**** Exercise inputs

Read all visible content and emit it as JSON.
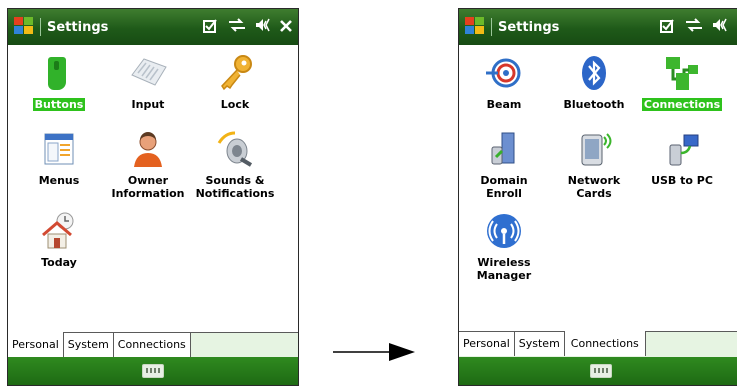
{
  "left": {
    "title": "Settings",
    "items": [
      {
        "label": "Buttons",
        "icon": "buttons-icon",
        "selected": true
      },
      {
        "label": "Input",
        "icon": "keyboard-icon"
      },
      {
        "label": "Lock",
        "icon": "key-icon"
      },
      {
        "label": "Menus",
        "icon": "menus-icon"
      },
      {
        "label": "Owner\nInformation",
        "icon": "owner-icon"
      },
      {
        "label": "Sounds &\nNotifications",
        "icon": "speaker-icon"
      },
      {
        "label": "Today",
        "icon": "home-clock-icon"
      }
    ],
    "tabs": [
      "Personal",
      "System",
      "Connections"
    ],
    "active_tab": 0
  },
  "right": {
    "title": "Settings",
    "items": [
      {
        "label": "Beam",
        "icon": "beam-icon"
      },
      {
        "label": "Bluetooth",
        "icon": "bluetooth-icon"
      },
      {
        "label": "Connections",
        "icon": "connections-icon",
        "selected": true
      },
      {
        "label": "Domain\nEnroll",
        "icon": "domain-enroll-icon"
      },
      {
        "label": "Network\nCards",
        "icon": "network-cards-icon"
      },
      {
        "label": "USB to PC",
        "icon": "usb-to-pc-icon"
      },
      {
        "label": "Wireless\nManager",
        "icon": "wireless-icon"
      }
    ],
    "tabs": [
      "Personal",
      "System",
      "Connections"
    ],
    "active_tab": 2
  },
  "colors": {
    "title_bar": "#1f5a19",
    "selection": "#2ec21c",
    "tab_strip": "#e6f4e2"
  }
}
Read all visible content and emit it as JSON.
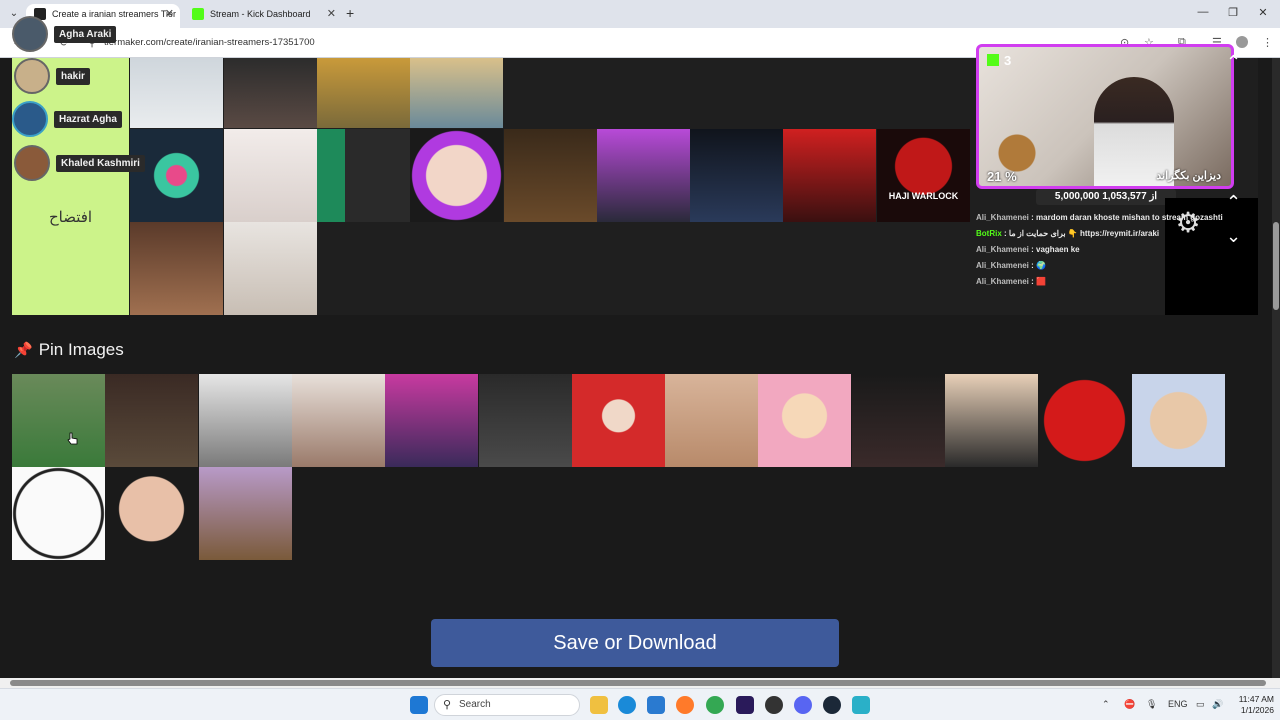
{
  "browser": {
    "tabs": [
      {
        "label": "Create a iranian streamers Tier",
        "active": true
      },
      {
        "label": "Stream - Kick Dashboard",
        "active": false
      }
    ],
    "url": "tiermaker.com/create/iranian-streamers-17351700"
  },
  "streamer_badges": [
    {
      "name": "Agha Araki"
    },
    {
      "name": "hakir"
    },
    {
      "name": "Hazrat Agha"
    },
    {
      "name": "Khaled Kashmiri"
    }
  ],
  "tier": {
    "label": "افتضاح",
    "label_color": "#ccf38a",
    "haji_warlock_text": "HAJI WARLOCK"
  },
  "pin_section": {
    "icon": "pin-icon",
    "title": "Pin Images"
  },
  "save_button": {
    "label": "Save or Download",
    "color": "#3e5a9b"
  },
  "stream_overlay": {
    "viewers": "3",
    "progress_text": "21 %",
    "title_text": "دیزاین بکگراند",
    "goal_text": "5,000,000 از 1,053,577",
    "chat": [
      {
        "user": "Ali_Khamenei",
        "message": "mardom daran khoste mishan to stream gozashti",
        "bot": false
      },
      {
        "user": "BotRix",
        "message": "برای حمایت از ما 👇 https://reymit.ir/araki",
        "bot": true
      },
      {
        "user": "Ali_Khamenei",
        "message": "vaghaen ke",
        "bot": false
      },
      {
        "user": "Ali_Khamenei",
        "message": "🌍",
        "bot": false
      },
      {
        "user": "Ali_Khamenei",
        "message": "🟥",
        "bot": false
      }
    ]
  },
  "taskbar": {
    "search_placeholder": "Search",
    "lang": "ENG",
    "time": "11:47 AM",
    "date": "1/1/2026"
  },
  "colors": {
    "page_bg": "#1a1a1a",
    "accent_purple": "#d13df0",
    "kick_green": "#53fc18",
    "pin_pink": "#e0457b"
  }
}
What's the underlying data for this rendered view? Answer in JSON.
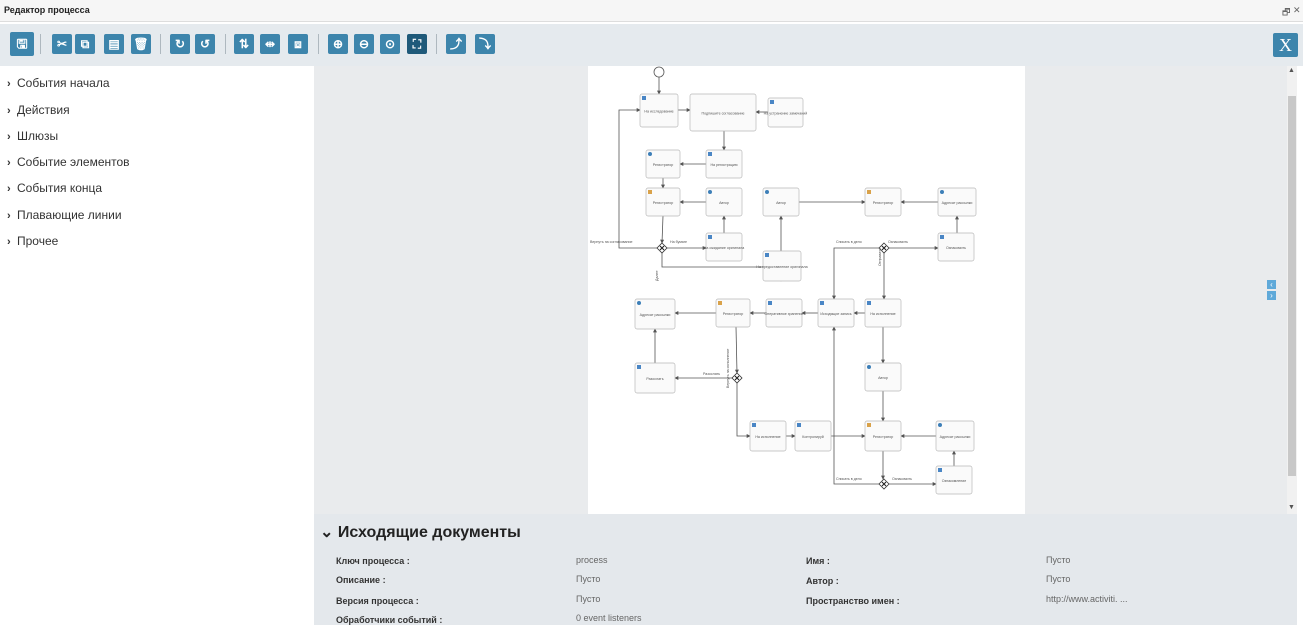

********

* _What is asked_:
Gather up the lines that contain the word "iranian".

* _Reply_:
        "label": "Create a iranian streamers Tier",
    "url": "tiermaker.com/create/iranian-streamers-17351700"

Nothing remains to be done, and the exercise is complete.